Exercise task » Will you give every entry again exactly as it stands?

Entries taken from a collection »
○ ○ ○ ○

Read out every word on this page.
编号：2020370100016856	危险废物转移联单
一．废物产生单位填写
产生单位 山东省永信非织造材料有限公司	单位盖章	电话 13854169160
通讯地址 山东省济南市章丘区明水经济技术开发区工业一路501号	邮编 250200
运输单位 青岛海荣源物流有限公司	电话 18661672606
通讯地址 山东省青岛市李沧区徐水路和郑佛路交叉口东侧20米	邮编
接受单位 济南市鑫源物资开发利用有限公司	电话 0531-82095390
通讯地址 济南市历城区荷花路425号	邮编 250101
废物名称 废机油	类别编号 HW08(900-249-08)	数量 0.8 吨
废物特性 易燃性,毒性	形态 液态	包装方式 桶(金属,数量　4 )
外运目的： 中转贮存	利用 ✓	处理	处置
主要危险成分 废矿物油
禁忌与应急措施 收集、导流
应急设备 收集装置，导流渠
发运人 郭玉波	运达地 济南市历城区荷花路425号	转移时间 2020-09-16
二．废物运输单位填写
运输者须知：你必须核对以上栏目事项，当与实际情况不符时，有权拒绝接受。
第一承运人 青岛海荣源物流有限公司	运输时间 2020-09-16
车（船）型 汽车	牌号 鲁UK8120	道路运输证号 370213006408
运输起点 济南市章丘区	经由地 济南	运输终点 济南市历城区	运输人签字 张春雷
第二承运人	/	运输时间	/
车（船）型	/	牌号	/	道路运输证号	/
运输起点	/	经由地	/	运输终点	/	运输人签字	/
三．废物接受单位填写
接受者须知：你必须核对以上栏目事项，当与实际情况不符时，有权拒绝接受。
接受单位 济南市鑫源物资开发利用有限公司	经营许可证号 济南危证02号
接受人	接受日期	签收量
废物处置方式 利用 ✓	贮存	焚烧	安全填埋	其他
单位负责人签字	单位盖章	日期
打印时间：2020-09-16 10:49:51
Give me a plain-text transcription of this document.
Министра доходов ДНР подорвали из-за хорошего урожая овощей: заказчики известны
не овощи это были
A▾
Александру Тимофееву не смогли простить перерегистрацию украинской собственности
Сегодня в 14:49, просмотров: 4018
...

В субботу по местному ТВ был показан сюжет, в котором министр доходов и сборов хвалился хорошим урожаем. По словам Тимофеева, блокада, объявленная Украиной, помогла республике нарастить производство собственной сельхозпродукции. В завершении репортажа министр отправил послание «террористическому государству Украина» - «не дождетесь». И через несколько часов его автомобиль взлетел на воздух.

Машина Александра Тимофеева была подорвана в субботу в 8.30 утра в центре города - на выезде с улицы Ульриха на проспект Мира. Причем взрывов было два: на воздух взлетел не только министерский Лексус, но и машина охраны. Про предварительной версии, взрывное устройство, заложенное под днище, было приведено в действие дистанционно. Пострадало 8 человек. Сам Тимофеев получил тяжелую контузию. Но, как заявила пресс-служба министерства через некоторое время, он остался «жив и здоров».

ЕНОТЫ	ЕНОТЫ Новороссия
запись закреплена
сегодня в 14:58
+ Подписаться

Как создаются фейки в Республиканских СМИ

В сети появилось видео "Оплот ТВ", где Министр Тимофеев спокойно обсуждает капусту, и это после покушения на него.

○ ○ ○ ○

Written answer »
Read out every word on this page.
编号：2020370100016856	危险废物转移联单
一．废物产生单位填写
产生单位 山东省永信非织造材料有限公司	单位盖章	电话 13854169160
通讯地址 山东省济南市章丘区明水经济技术开发区工业一路501号	邮编 250200
运输单位 青岛海荣源物流有限公司	电话 18661672606
通讯地址 山东省青岛市李沧区徐水路和郑佛路交叉口东侧20米	邮编
接受单位 济南市鑫源物资开发利用有限公司	电话 0531-82095390
通讯地址 济南市历城区荷花路425号	邮编 250101
废物名称 废机油	类别编号 HW08(900-249-08)	数量 0.8 吨
废物特性 易燃性,毒性	形态 液态	包装方式 桶(金属,数量　4 )
外运目的： 中转贮存	利用 ✓	处理	处置
主要危险成分 废矿物油
禁忌与应急措施 收集、导流
应急设备 收集装置，导流渠
发运人 郭玉波	运达地 济南市历城区荷花路425号	转移时间 2020-09-16
二．废物运输单位填写
运输者须知：你必须核对以上栏目事项，当与实际情况不符时，有权拒绝接受。
第一承运人 青岛海荣源物流有限公司	运输时间 2020-09-16
车（船）型 汽车	牌号 鲁UK8120	道路运输证号 370213006408
运输起点 济南市章丘区	经由地 济南	运输终点 济南市历城区	运输人签字 张春雷
第二承运人	/	运输时间	/
车（船）型	/	牌号	/	道路运输证号	/
运输起点	/	经由地	/	运输终点	/	运输人签字	/
三．废物接受单位填写
接受者须知：你必须核对以上栏目事项，当与实际情况不符时，有权拒绝接受。
接受单位 济南市鑫源物资开发利用有限公司	经营许可证号 济南危证02号
接受人	接受日期	签收量
废物处置方式 利用 ✓	贮存	焚烧	安全填埋	其他
单位负责人签字	单位盖章	日期
打印时间：2020-09-16 10:49:51
Give me a plain-text transcription of this document.
Министра доходов ДНР подорвали из-за хорошего урожая овощей: заказчики известны
не овощи это были
A▾
Александру Тимофееву не смогли простить перерегистрацию украинской собственности
Сегодня в 14:49, просмотров: 4018
...

В субботу по местному ТВ был показан сюжет, в котором министр доходов и сборов хвалился хорошим урожаем. По словам Тимофеева, блокада, объявленная Украиной, помогла республике нарастить производство собственной сельхозпродукции. В завершении репортажа министр отправил послание «террористическому государству Украина» - «не дождетесь». И через несколько часов его автомобиль взлетел на воздух.

Машина Александра Тимофеева была подорвана в субботу в 8.30 утра в центре города - на выезде с улицы Ульриха на проспект Мира. Причем взрывов было два: на воздух взлетел не только министерский Лексус, но и машина охраны. Про предварительной версии, взрывное устройство, заложенное под днище, было приведено в действие дистанционно. Пострадало 8 человек. Сам Тимофеев получил тяжелую контузию. Но, как заявила пресс-служба министерства через некоторое время, он остался «жив и здоров».

ЕНОТЫ	ЕНОТЫ Новороссия
запись закреплена
сегодня в 14:58
+ Подписаться

Как создаются фейки в Республиканских СМИ

В сети появилось видео "Оплот ТВ", где Министр Тимофеев спокойно обсуждает капусту, и это после покушения на него.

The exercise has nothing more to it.